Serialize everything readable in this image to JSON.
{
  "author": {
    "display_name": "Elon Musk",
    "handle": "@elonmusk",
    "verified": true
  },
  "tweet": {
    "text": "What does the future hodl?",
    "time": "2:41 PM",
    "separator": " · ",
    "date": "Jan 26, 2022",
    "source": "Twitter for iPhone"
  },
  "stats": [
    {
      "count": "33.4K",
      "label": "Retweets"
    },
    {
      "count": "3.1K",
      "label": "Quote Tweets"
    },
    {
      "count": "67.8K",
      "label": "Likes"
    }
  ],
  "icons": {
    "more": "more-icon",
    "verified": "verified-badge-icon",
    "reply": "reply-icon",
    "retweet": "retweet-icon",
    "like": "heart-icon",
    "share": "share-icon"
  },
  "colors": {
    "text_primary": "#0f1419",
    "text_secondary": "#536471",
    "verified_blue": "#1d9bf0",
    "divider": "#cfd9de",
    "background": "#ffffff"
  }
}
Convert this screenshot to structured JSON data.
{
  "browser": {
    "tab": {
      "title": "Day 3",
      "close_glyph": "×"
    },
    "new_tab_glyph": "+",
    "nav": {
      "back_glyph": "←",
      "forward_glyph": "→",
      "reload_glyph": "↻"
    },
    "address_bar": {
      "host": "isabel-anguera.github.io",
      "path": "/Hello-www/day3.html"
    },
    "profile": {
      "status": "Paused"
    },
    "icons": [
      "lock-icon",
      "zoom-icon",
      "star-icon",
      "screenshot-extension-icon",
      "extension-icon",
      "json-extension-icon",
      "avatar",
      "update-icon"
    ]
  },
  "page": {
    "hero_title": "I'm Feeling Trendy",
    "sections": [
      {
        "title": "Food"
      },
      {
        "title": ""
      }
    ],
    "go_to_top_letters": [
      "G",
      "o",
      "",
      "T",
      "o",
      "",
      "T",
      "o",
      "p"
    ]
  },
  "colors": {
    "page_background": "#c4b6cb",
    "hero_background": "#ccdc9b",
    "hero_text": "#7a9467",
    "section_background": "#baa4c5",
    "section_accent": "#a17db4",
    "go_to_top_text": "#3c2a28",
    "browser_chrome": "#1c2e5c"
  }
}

_ _ _ _ _

- _Given request_: Reproduce all of the material above word for word.

- _Answer_:
Serialize everything readable in this image to JSON.
{
  "author": {
    "display_name": "Elon Musk",
    "handle": "@elonmusk",
    "verified": true
  },
  "tweet": {
    "text": "What does the future hodl?",
    "time": "2:41 PM",
    "separator": " · ",
    "date": "Jan 26, 2022",
    "source": "Twitter for iPhone"
  },
  "stats": [
    {
      "count": "33.4K",
      "label": "Retweets"
    },
    {
      "count": "3.1K",
      "label": "Quote Tweets"
    },
    {
      "count": "67.8K",
      "label": "Likes"
    }
  ],
  "icons": {
    "more": "more-icon",
    "verified": "verified-badge-icon",
    "reply": "reply-icon",
    "retweet": "retweet-icon",
    "like": "heart-icon",
    "share": "share-icon"
  },
  "colors": {
    "text_primary": "#0f1419",
    "text_secondary": "#536471",
    "verified_blue": "#1d9bf0",
    "divider": "#cfd9de",
    "background": "#ffffff"
  }
}
Convert this screenshot to structured JSON data.
{
  "browser": {
    "tab": {
      "title": "Day 3",
      "close_glyph": "×"
    },
    "new_tab_glyph": "+",
    "nav": {
      "back_glyph": "←",
      "forward_glyph": "→",
      "reload_glyph": "↻"
    },
    "address_bar": {
      "host": "isabel-anguera.github.io",
      "path": "/Hello-www/day3.html"
    },
    "profile": {
      "status": "Paused"
    },
    "icons": [
      "lock-icon",
      "zoom-icon",
      "star-icon",
      "screenshot-extension-icon",
      "extension-icon",
      "json-extension-icon",
      "avatar",
      "update-icon"
    ]
  },
  "page": {
    "hero_title": "I'm Feeling Trendy",
    "sections": [
      {
        "title": "Food"
      },
      {
        "title": ""
      }
    ],
    "go_to_top_letters": [
      "G",
      "o",
      "",
      "T",
      "o",
      "",
      "T",
      "o",
      "p"
    ]
  },
  "colors": {
    "page_background": "#c4b6cb",
    "hero_background": "#ccdc9b",
    "hero_text": "#7a9467",
    "section_background": "#baa4c5",
    "section_accent": "#a17db4",
    "go_to_top_text": "#3c2a28",
    "browser_chrome": "#1c2e5c"
  }
}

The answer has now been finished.